— Objective —
Make an exact copy of the data below, leaving out every picture.

%%

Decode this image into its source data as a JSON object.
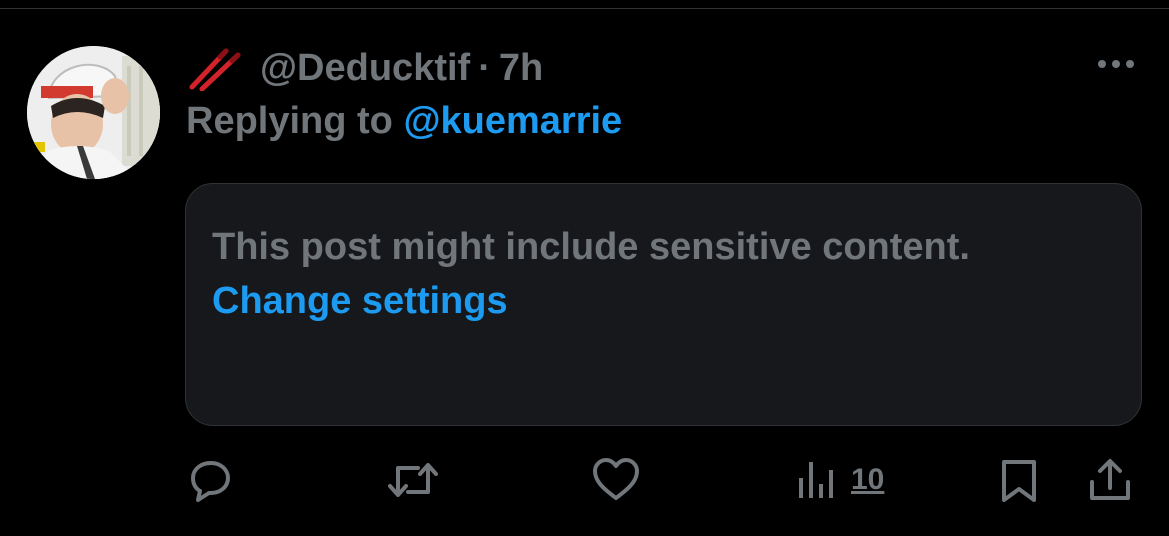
{
  "post": {
    "display_name_icon": "chopsticks-icon",
    "handle": "@Deducktif",
    "separator": "·",
    "time": "7h",
    "replying_prefix": "Replying to",
    "replying_handle": "@kuemarrie",
    "sensitive_notice": "This post might include sensitive content.",
    "change_settings_label": "Change settings"
  },
  "actions": {
    "reply_icon": "reply-icon",
    "repost_icon": "repost-icon",
    "like_icon": "heart-icon",
    "views_icon": "views-icon",
    "views_count": "10",
    "bookmark_icon": "bookmark-icon",
    "share_icon": "share-icon"
  },
  "colors": {
    "background": "#000000",
    "muted_text": "#71767b",
    "accent": "#1d9bf0",
    "card_background": "#16181c",
    "chopsticks": "#d2232a"
  }
}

%%

— Task output —
Decode this image into its source data as a JSON object.
{
  "post": {
    "display_name_icon": "chopsticks-icon",
    "handle": "@Deducktif",
    "separator": "·",
    "time": "7h",
    "replying_prefix": "Replying to",
    "replying_handle": "@kuemarrie",
    "sensitive_notice": "This post might include sensitive content.",
    "change_settings_label": "Change settings"
  },
  "actions": {
    "reply_icon": "reply-icon",
    "repost_icon": "repost-icon",
    "like_icon": "heart-icon",
    "views_icon": "views-icon",
    "views_count": "10",
    "bookmark_icon": "bookmark-icon",
    "share_icon": "share-icon"
  },
  "colors": {
    "background": "#000000",
    "muted_text": "#71767b",
    "accent": "#1d9bf0",
    "card_background": "#16181c",
    "chopsticks": "#d2232a"
  }
}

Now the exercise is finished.